Material supplied: Begin
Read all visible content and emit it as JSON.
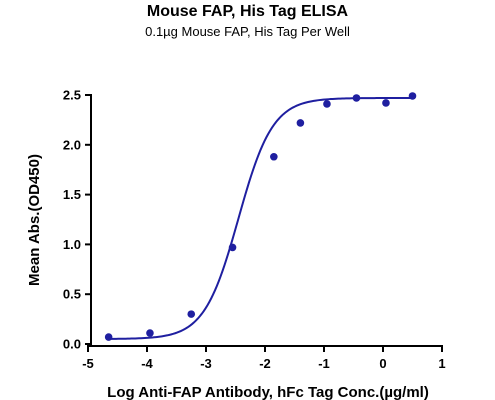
{
  "chart_data": {
    "type": "scatter",
    "title": "Mouse FAP, His Tag ELISA",
    "subtitle": "0.1µg Mouse FAP, His Tag Per Well",
    "xlabel": "Log Anti-FAP Antibody, hFc Tag Conc.(µg/ml)",
    "ylabel": "Mean Abs.(OD450)",
    "xlim": [
      -5,
      1
    ],
    "ylim": [
      0,
      2.5
    ],
    "xticks": [
      "-5",
      "-4",
      "-3",
      "-2",
      "-1",
      "0",
      "1"
    ],
    "yticks": [
      "0.0",
      "0.5",
      "1.0",
      "1.5",
      "2.0",
      "2.5"
    ],
    "grid": false,
    "colors": {
      "series": "#1f1fa0"
    },
    "series": [
      {
        "points": [
          {
            "x": -4.65,
            "y": 0.07
          },
          {
            "x": -3.95,
            "y": 0.11
          },
          {
            "x": -3.25,
            "y": 0.3
          },
          {
            "x": -2.55,
            "y": 0.97
          },
          {
            "x": -1.85,
            "y": 1.88
          },
          {
            "x": -1.4,
            "y": 2.22
          },
          {
            "x": -0.95,
            "y": 2.41
          },
          {
            "x": -0.45,
            "y": 2.47
          },
          {
            "x": 0.05,
            "y": 2.42
          },
          {
            "x": 0.5,
            "y": 2.49
          }
        ],
        "fit": {
          "model": "4PL",
          "bottom": 0.05,
          "top": 2.47,
          "logEC50": -2.45,
          "hill": 1.5
        }
      }
    ]
  }
}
Material supplied: End
### Required action
Every line above should be copied exactly, apart from any pictures.

### Solution to this exercise
Read all visible content and emit it as JSON.
{
  "chart_data": {
    "type": "scatter",
    "title": "Mouse FAP, His Tag ELISA",
    "subtitle": "0.1µg Mouse FAP, His Tag Per Well",
    "xlabel": "Log Anti-FAP Antibody, hFc Tag Conc.(µg/ml)",
    "ylabel": "Mean Abs.(OD450)",
    "xlim": [
      -5,
      1
    ],
    "ylim": [
      0,
      2.5
    ],
    "xticks": [
      "-5",
      "-4",
      "-3",
      "-2",
      "-1",
      "0",
      "1"
    ],
    "yticks": [
      "0.0",
      "0.5",
      "1.0",
      "1.5",
      "2.0",
      "2.5"
    ],
    "grid": false,
    "colors": {
      "series": "#1f1fa0"
    },
    "series": [
      {
        "points": [
          {
            "x": -4.65,
            "y": 0.07
          },
          {
            "x": -3.95,
            "y": 0.11
          },
          {
            "x": -3.25,
            "y": 0.3
          },
          {
            "x": -2.55,
            "y": 0.97
          },
          {
            "x": -1.85,
            "y": 1.88
          },
          {
            "x": -1.4,
            "y": 2.22
          },
          {
            "x": -0.95,
            "y": 2.41
          },
          {
            "x": -0.45,
            "y": 2.47
          },
          {
            "x": 0.05,
            "y": 2.42
          },
          {
            "x": 0.5,
            "y": 2.49
          }
        ],
        "fit": {
          "model": "4PL",
          "bottom": 0.05,
          "top": 2.47,
          "logEC50": -2.45,
          "hill": 1.5
        }
      }
    ]
  }
}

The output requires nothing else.